# Your task
Check each line of the listing for the string "true", then state how many lines have it. Only the number is wanted.

(Extracted records)
--------------------------------

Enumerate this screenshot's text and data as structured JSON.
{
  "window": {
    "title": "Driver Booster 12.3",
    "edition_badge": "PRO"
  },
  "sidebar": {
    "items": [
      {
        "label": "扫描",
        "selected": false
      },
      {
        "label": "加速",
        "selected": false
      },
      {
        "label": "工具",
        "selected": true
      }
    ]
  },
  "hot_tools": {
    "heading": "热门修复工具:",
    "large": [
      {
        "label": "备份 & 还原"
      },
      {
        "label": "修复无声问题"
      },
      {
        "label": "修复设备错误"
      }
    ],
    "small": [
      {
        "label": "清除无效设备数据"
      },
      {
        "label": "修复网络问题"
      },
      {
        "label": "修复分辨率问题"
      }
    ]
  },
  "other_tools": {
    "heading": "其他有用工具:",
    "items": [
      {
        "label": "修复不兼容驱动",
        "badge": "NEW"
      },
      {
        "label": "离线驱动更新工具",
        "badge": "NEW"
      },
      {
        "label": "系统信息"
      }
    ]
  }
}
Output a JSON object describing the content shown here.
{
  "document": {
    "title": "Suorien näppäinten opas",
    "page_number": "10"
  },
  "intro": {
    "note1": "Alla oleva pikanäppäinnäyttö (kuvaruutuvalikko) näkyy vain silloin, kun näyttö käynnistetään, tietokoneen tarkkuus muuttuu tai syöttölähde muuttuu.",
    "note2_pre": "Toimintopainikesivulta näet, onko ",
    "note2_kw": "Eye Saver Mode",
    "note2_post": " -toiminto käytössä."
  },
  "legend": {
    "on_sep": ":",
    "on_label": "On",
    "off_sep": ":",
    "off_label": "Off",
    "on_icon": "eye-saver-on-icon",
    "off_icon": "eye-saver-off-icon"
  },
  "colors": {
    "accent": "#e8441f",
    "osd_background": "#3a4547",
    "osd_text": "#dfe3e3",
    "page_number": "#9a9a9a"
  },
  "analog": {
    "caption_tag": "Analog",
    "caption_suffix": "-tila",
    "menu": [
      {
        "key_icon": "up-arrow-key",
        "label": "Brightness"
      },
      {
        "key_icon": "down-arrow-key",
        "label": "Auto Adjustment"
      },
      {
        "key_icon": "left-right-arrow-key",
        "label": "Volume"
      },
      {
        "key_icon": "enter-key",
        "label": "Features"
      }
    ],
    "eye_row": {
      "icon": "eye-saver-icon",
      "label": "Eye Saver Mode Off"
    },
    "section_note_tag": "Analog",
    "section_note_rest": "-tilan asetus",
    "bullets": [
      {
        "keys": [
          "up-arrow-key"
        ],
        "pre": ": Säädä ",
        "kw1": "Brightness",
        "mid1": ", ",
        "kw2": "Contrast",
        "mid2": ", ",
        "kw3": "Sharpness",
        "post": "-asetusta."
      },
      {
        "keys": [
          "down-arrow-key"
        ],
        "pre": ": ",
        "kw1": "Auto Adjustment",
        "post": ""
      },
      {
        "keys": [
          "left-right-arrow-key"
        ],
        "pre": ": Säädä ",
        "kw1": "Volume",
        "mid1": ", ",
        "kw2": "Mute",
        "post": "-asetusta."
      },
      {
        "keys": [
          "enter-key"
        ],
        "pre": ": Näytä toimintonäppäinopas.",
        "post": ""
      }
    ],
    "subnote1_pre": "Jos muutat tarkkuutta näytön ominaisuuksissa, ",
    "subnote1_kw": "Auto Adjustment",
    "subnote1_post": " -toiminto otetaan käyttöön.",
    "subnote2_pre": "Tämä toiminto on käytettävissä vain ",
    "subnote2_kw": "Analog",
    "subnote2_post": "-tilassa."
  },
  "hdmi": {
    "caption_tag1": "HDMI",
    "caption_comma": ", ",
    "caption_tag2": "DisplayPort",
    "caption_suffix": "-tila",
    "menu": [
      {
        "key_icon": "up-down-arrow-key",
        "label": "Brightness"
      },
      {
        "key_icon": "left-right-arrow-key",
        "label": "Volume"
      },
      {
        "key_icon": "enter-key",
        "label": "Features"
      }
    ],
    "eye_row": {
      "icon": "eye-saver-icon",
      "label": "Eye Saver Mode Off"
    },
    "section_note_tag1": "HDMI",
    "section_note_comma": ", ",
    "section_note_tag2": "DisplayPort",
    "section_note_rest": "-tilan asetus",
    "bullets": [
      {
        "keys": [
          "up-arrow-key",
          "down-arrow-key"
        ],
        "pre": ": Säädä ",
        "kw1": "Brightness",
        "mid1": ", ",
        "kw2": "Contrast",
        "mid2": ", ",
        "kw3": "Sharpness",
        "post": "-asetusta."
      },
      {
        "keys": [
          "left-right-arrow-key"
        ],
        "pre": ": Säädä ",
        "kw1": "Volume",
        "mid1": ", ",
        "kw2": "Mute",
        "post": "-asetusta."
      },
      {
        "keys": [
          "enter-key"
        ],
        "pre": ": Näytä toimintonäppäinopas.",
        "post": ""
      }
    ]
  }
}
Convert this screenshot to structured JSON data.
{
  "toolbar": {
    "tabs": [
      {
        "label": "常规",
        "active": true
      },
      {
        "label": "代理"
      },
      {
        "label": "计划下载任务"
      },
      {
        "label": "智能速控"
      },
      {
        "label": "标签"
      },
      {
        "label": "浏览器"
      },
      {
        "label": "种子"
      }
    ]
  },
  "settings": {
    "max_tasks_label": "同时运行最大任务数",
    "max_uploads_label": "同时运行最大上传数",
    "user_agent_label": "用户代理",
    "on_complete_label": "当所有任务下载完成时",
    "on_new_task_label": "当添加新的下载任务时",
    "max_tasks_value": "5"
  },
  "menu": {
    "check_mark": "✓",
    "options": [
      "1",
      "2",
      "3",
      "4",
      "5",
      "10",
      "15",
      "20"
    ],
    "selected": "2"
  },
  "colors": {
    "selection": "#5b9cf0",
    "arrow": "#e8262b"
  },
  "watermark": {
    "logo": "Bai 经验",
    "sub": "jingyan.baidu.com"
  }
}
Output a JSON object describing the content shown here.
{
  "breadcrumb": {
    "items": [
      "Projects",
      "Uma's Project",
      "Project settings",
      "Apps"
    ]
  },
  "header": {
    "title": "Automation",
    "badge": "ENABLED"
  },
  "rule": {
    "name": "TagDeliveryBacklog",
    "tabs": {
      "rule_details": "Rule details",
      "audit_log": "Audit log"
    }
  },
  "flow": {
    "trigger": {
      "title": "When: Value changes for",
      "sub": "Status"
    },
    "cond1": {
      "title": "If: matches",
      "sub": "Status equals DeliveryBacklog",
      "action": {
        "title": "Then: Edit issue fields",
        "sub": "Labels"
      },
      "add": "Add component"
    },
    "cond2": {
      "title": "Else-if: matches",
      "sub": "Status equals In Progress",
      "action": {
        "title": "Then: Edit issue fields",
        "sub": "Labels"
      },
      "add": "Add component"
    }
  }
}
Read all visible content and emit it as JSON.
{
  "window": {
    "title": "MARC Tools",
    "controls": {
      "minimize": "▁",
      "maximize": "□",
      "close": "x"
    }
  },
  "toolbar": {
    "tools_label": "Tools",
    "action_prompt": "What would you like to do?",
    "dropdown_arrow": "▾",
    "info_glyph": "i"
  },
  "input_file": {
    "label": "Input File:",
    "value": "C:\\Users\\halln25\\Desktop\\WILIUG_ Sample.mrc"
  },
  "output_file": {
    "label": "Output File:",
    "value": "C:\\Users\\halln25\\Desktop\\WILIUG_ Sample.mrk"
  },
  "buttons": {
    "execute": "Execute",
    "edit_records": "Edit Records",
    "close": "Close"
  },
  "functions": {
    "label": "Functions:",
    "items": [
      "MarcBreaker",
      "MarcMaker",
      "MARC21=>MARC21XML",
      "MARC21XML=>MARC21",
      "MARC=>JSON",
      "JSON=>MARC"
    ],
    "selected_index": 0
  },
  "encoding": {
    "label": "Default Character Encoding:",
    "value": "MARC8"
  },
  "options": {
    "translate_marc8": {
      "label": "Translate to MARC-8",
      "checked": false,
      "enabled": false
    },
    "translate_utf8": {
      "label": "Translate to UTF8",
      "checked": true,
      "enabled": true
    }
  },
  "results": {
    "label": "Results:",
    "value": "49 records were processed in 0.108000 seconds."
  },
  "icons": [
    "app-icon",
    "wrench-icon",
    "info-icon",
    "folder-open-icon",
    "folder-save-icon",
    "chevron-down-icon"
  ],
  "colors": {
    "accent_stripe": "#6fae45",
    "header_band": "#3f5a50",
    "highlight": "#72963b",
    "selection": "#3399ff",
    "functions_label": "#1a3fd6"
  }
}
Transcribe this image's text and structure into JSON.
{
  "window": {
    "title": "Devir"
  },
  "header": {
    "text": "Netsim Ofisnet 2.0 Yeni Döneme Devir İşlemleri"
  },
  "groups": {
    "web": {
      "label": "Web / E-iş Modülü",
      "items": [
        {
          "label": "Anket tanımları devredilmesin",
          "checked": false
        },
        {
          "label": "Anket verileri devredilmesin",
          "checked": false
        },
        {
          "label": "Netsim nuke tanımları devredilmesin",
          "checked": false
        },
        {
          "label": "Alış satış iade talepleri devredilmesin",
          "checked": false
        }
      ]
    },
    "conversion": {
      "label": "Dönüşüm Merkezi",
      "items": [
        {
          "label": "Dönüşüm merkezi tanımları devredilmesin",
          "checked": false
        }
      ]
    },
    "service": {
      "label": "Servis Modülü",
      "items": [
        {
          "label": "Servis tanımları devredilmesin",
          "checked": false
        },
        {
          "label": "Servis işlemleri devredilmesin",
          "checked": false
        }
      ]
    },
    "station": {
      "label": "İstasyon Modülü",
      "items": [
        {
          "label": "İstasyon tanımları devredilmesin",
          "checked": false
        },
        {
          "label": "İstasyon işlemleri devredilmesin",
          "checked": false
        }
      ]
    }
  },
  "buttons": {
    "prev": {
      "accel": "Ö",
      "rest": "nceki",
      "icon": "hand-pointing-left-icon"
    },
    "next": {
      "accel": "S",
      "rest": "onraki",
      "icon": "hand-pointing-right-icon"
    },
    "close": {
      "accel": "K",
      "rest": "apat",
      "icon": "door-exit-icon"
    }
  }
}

--------------------------------

# Task output
4